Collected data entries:
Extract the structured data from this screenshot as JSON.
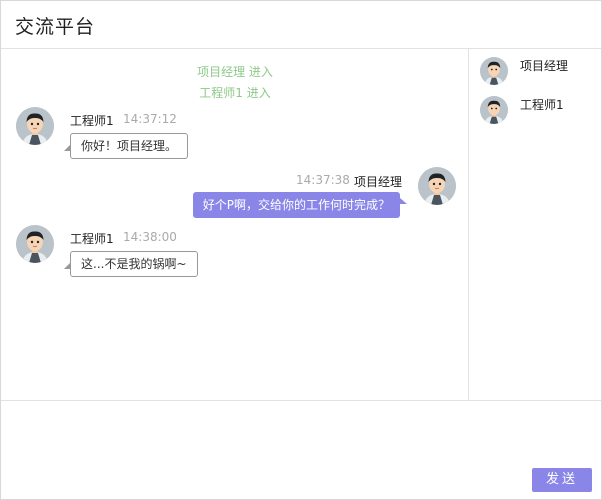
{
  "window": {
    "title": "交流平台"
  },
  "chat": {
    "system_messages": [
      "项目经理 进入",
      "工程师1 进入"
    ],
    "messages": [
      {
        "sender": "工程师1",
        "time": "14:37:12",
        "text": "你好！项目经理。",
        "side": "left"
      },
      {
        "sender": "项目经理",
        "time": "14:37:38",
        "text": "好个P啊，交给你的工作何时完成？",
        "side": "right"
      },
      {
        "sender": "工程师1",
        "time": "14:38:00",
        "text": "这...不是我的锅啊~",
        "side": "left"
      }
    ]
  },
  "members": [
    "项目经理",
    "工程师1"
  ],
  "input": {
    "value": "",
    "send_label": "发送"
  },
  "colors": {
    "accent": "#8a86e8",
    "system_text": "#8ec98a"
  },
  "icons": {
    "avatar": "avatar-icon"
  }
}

...

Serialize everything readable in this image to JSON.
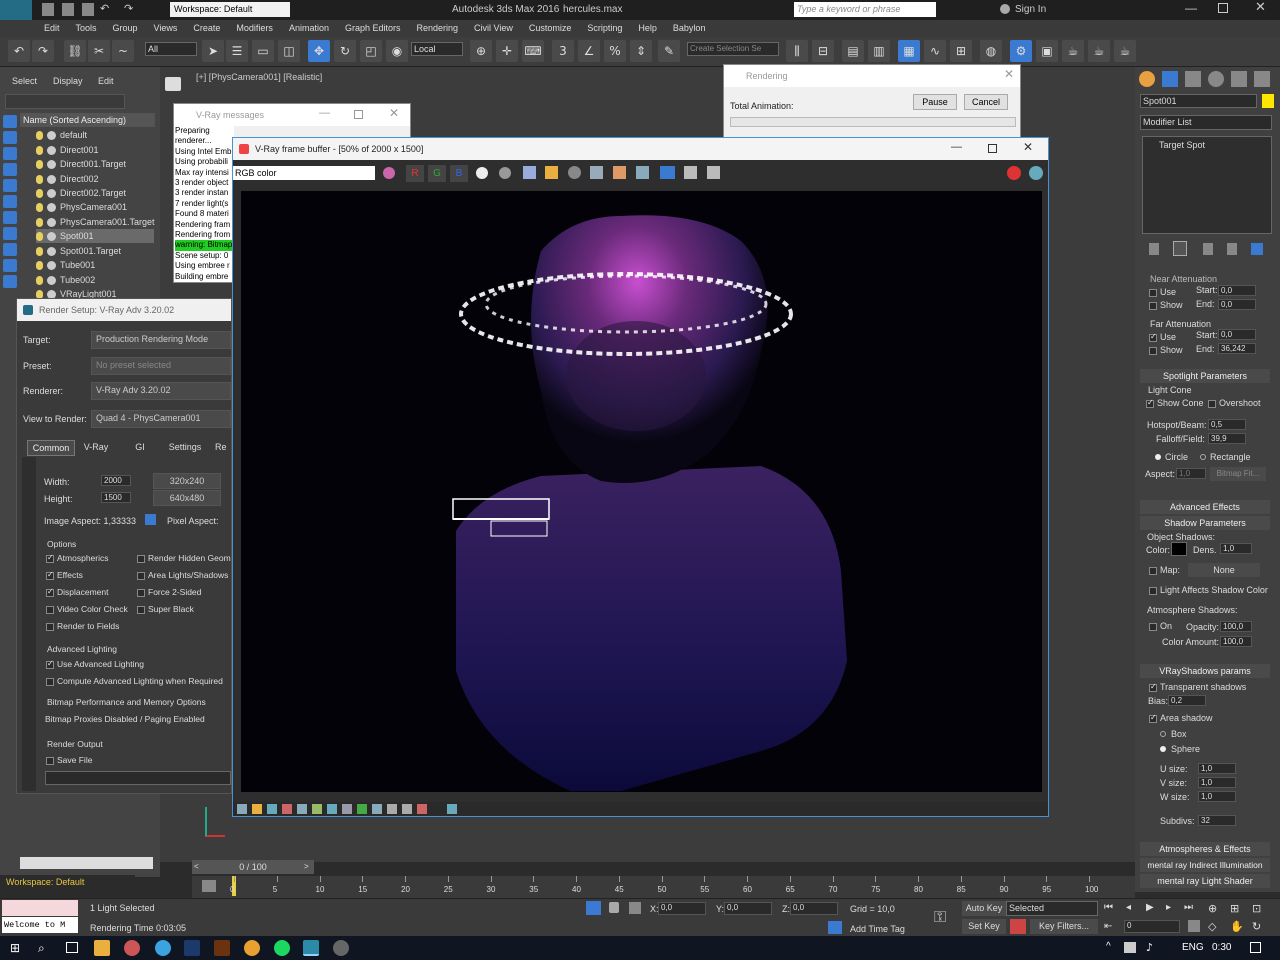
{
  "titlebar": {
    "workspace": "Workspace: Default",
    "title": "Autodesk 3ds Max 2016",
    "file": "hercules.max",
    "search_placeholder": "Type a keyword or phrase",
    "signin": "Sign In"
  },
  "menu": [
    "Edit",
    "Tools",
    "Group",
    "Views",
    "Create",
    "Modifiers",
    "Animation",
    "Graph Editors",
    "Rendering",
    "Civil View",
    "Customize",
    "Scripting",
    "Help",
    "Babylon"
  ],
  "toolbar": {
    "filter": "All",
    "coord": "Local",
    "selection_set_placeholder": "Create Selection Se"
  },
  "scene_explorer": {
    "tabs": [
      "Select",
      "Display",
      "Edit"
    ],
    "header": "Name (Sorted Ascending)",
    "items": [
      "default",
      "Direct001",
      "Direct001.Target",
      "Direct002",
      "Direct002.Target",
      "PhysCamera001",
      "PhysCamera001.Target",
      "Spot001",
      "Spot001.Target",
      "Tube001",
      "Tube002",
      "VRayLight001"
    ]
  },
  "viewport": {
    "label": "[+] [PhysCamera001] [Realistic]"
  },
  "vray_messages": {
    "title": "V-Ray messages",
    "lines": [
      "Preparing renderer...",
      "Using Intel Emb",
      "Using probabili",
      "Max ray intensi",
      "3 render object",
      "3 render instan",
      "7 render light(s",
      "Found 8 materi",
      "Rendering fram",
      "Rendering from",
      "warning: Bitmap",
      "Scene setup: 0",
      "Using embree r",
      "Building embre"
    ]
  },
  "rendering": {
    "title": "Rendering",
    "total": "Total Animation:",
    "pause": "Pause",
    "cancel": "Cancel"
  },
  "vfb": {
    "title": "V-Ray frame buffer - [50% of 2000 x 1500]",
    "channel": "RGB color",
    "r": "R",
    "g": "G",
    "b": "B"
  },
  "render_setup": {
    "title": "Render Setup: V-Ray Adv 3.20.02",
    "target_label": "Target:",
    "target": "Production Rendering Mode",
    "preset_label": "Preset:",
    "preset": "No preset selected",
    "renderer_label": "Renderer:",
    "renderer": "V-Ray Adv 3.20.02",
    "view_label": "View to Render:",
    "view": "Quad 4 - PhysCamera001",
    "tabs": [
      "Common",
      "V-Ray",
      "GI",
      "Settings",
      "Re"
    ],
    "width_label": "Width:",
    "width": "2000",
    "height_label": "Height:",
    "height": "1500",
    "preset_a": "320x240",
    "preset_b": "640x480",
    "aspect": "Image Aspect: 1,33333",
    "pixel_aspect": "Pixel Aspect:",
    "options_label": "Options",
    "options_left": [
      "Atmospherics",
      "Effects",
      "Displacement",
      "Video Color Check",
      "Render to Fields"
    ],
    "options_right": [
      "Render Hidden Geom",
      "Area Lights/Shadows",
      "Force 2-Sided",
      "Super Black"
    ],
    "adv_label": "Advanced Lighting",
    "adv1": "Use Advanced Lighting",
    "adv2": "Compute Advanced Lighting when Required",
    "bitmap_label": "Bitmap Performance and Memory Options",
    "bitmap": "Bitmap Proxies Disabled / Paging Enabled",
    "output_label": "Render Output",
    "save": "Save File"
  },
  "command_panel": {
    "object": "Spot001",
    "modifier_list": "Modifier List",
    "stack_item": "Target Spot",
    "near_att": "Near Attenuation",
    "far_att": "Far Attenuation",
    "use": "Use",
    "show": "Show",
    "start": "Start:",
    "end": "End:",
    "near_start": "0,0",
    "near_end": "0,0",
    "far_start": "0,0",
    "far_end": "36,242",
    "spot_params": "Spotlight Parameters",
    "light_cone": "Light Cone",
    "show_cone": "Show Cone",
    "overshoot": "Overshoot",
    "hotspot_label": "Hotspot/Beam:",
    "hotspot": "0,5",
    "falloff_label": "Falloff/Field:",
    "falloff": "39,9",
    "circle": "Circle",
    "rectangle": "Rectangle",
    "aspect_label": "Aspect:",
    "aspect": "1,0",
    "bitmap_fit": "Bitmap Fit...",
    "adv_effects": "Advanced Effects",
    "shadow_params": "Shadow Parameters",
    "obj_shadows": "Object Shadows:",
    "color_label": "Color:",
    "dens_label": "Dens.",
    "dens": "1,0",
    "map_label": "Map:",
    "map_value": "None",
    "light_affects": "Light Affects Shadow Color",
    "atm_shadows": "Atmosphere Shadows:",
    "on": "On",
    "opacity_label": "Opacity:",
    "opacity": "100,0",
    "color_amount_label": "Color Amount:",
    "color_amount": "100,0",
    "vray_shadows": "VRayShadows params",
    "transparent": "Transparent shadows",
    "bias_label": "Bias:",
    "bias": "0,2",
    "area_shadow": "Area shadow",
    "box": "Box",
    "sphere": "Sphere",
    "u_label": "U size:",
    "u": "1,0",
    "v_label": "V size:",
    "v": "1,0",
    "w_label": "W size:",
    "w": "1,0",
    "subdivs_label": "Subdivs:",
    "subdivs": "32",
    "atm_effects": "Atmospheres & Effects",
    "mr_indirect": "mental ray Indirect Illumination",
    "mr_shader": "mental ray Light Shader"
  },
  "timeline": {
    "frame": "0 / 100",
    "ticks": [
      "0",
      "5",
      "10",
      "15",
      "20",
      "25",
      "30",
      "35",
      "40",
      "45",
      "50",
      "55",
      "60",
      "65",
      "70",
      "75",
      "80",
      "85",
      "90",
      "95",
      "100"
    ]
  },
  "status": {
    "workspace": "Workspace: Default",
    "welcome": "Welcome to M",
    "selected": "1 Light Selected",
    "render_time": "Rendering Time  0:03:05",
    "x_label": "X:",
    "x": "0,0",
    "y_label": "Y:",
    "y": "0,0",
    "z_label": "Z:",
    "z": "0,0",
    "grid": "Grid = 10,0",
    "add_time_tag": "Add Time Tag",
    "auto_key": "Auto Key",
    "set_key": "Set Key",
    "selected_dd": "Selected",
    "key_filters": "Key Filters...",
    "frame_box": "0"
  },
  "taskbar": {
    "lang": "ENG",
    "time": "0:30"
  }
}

* Challenge: Extract lines where the string "from" occurs.

* Reply to the task:
Extract the structured data from this screenshot as JSON.
      "Rendering from",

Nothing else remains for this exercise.